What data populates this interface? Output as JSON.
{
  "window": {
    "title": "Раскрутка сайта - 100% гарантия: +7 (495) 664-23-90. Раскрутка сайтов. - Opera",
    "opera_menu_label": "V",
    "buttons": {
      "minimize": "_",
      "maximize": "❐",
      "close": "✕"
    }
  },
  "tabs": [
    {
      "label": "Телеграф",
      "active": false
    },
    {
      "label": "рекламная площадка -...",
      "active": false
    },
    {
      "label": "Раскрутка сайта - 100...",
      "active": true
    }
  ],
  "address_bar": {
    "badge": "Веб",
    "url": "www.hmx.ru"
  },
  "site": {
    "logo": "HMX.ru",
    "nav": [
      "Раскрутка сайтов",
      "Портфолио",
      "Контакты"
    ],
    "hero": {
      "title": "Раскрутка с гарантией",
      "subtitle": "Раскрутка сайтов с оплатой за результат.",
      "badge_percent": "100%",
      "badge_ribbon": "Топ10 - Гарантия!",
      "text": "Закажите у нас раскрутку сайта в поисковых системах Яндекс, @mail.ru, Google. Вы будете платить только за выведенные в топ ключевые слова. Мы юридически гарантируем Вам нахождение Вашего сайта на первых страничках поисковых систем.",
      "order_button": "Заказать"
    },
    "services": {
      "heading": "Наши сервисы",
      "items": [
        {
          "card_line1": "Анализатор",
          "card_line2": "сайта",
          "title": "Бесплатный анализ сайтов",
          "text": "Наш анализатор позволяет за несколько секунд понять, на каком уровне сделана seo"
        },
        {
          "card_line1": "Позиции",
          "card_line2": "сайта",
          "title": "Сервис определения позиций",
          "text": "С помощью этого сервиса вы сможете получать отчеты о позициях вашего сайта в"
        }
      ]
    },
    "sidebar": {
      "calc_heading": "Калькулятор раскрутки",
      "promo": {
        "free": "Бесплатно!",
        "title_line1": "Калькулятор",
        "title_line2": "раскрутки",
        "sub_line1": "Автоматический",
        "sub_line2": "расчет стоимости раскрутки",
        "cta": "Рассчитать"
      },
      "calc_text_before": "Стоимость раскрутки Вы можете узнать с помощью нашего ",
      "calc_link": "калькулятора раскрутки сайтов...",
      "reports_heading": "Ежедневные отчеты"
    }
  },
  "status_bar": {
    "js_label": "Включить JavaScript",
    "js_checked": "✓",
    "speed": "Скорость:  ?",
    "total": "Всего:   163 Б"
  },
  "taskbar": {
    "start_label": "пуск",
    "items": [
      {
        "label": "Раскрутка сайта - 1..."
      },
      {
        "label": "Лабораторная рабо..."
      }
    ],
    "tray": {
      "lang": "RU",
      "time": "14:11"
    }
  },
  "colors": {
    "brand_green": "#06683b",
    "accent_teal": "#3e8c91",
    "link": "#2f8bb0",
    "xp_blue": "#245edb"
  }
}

= = = = =

Exercise prompt — Go through the listing above and return every line where the word "сайта" occurs.

Reply to the task —
    "title": "Раскрутка сайта - 100% гарантия: +7 (495) 664-23-90. Раскрутка сайтов. - Opera",
      "label": "Раскрутка сайта - 100...",
      "text": "Закажите у нас раскрутку сайта в поисковых системах Яндекс, @mail.ru, Google. Вы будете платить только за выведенные в топ ключевые слова. Мы юридически гарантируем Вам нахождение Вашего сайта на первых страничках поисковых систем.",
          "card_line2": "сайта",
          "card_line2": "сайта",
          "text": "С помощью этого сервиса вы сможете получать отчеты о позициях вашего сайта в"
        "label": "Раскрутка сайта - 1..."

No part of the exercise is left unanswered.